### Texto para leer ###

Un peligro, un segundo y un susto

Muchas veces no somos conscientes de lo peligroso que puede ser perder de vista a nuestros hijos tan solo un segundo.
Hoy,  estabamos los tres en el baño,  mi marido preparando la bañera y yo poniendo la secadora mientras nuestro pequeño, en brazos de su padre jugaba con un muñeco del baño al lado de la bañera. Mi marido se giro para mirarme un segundo,  el segundo justo para que todo ocurriera. 

Yo estaba con la secadora y él justo se acababa de girar para mirarme,  P habia estado entre sus brazos hasta justo ese momento,  en el que al girarse los abandono. Basto un solo segundo para que P acabará dentro de la bañera y aún no sabemos cómo. Él no llega para meterse el sólo,  y afortunadamente no había ni un palmo de agua,  la suficiente para que no se hiciera daño y ya estabamos nosotros allí para que no pasará nada más,  aunque el susto que me lleve fue grande y por su cara,  él también se asusto. No hubo lloros,  solo un susto,  un susto que si no hubieramos estado junto a él podría haber sido mayor.

### Fragmentos de datos ###

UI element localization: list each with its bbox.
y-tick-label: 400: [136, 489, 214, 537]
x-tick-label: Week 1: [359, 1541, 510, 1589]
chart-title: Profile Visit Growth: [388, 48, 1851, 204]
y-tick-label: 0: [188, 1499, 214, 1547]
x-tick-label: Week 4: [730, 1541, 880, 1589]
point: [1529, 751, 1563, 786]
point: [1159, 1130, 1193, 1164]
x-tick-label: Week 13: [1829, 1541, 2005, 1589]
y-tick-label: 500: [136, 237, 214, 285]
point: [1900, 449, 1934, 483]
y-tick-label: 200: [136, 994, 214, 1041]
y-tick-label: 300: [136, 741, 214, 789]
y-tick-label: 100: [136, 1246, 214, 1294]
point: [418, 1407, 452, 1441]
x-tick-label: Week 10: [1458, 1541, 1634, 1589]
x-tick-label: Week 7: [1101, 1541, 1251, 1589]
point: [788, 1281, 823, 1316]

###

__Acción requerida A__. Vuelve a escribir, sin cambios, el fragmento del relato que empieza en las palabras "Muchas veces no" y termina tras las palabras "que todo ocurriera.".
__Acción requerida B__. Según el relato, ¿con qué jugaba el pequeño mientras estaba en brazos de su padre?
Los ítems son un material aparte y no guardan relación con el relato.

__Respuesta A__.
Muchas veces no somos conscientes de lo peligroso que puede ser perder de vista a nuestros hijos tan solo un segundo.
Hoy,  estabamos los tres en el baño,  mi marido preparando la bañera y yo poniendo la secadora mientras nuestro pequeño, en brazos de su padre jugaba con un muñeco del baño al lado de la bañera. Mi marido se giro para mirarme un segundo,  el segundo justo para que todo ocurriera.

__Respuesta B__. Con un muñeco del baño.